[Exercise goal] Look below. Copy each line that has "camera" in it.

[Extracted records]
□ □ □ □

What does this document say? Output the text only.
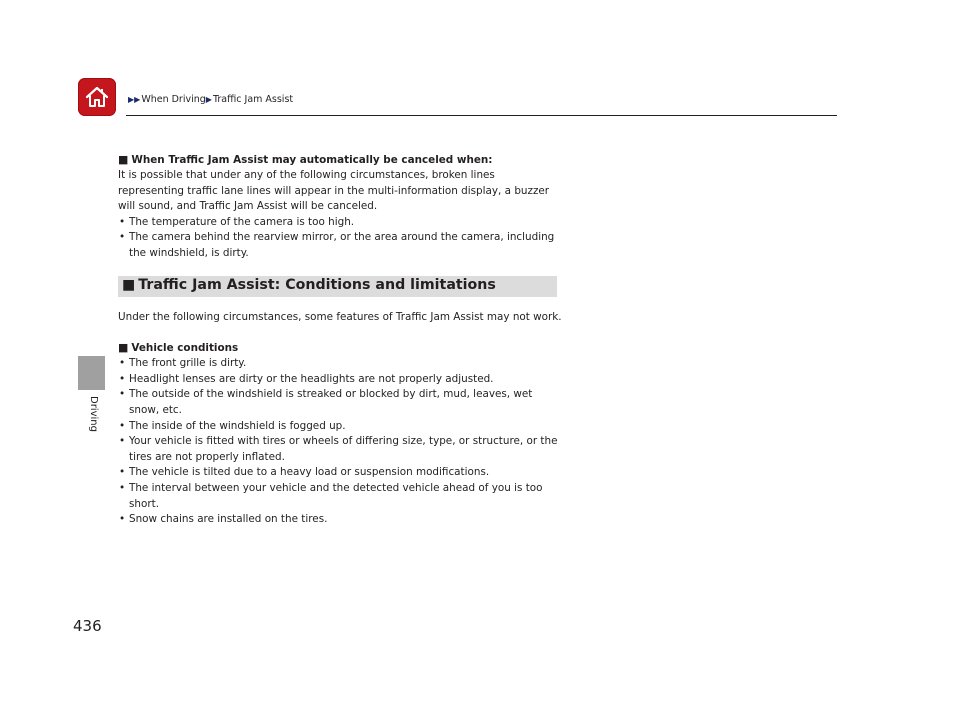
▶▶When Driving▶Traffic Jam Assist
Driving
436

■ When Traffic Jam Assist may automatically be canceled when:

It is possible that under any of the following circumstances, broken lines representing traffic lane lines will appear in the multi-information display, a buzzer will sound, and Traffic Jam Assist will be canceled.

• The temperature of the camera is too high.
• The camera behind the rearview mirror, or the area around the camera, including the windshield, is dirty.
■ Traffic Jam Assist: Conditions and limitations

Under the following circumstances, some features of Traffic Jam Assist may not work.

■ Vehicle conditions

• The front grille is dirty.
• Headlight lenses are dirty or the headlights are not properly adjusted.
• The outside of the windshield is streaked or blocked by dirt, mud, leaves, wet snow, etc.
• The inside of the windshield is fogged up.
• Your vehicle is fitted with tires or wheels of differing size, type, or structure, or the tires are not properly inflated.
• The vehicle is tilted due to a heavy load or suspension modifications.
• The interval between your vehicle and the detected vehicle ahead of you is too short.
• Snow chains are installed on the tires.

□ □ □ □

[Response for this exercise]
• The temperature of the camera is too high.
• The camera behind the rearview mirror, or the area around the camera, including the windshield, is dirty.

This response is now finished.